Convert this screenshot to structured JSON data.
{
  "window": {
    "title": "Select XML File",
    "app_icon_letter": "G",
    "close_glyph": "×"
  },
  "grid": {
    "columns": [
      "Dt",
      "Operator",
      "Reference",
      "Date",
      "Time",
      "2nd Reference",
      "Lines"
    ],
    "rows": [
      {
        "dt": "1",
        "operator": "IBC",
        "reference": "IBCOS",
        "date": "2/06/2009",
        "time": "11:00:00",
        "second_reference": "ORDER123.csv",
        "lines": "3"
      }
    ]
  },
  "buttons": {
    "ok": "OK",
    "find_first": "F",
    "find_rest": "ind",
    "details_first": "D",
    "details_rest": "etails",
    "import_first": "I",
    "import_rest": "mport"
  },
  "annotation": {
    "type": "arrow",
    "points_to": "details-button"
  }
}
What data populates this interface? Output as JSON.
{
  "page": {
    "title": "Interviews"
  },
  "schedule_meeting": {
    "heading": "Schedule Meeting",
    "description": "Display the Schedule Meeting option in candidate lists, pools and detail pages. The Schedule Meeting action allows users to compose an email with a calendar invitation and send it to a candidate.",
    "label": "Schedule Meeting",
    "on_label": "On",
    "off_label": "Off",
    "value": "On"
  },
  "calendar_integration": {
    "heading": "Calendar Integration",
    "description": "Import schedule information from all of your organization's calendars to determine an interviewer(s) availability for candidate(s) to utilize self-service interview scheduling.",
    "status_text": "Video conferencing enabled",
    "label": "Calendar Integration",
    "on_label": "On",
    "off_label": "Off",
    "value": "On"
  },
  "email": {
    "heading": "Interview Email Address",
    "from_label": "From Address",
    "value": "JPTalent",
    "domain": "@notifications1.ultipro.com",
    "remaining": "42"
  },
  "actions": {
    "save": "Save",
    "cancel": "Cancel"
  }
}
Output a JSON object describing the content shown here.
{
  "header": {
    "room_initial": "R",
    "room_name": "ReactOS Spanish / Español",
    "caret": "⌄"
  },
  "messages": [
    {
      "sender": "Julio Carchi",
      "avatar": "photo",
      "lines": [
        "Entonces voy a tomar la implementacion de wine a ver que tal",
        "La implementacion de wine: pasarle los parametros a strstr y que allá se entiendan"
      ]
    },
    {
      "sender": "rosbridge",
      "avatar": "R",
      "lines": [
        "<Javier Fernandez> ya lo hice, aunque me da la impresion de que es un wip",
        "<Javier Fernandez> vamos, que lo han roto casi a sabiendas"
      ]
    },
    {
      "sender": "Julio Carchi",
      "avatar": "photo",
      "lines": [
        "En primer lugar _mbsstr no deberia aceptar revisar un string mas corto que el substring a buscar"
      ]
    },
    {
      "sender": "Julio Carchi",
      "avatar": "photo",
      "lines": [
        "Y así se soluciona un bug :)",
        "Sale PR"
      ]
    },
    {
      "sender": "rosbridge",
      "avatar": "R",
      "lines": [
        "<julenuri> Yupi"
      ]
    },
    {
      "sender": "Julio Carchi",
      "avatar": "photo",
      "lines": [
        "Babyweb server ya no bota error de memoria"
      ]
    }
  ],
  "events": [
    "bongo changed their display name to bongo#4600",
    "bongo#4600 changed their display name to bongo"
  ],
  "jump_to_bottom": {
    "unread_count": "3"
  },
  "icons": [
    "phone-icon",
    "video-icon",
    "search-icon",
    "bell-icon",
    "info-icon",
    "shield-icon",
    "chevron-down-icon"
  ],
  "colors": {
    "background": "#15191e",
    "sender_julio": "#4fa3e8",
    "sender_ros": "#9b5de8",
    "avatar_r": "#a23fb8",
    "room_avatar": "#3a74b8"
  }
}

What is required: Using the listing above, work out how many of its lines include "data", and give only the result.

Output of the exercise: 2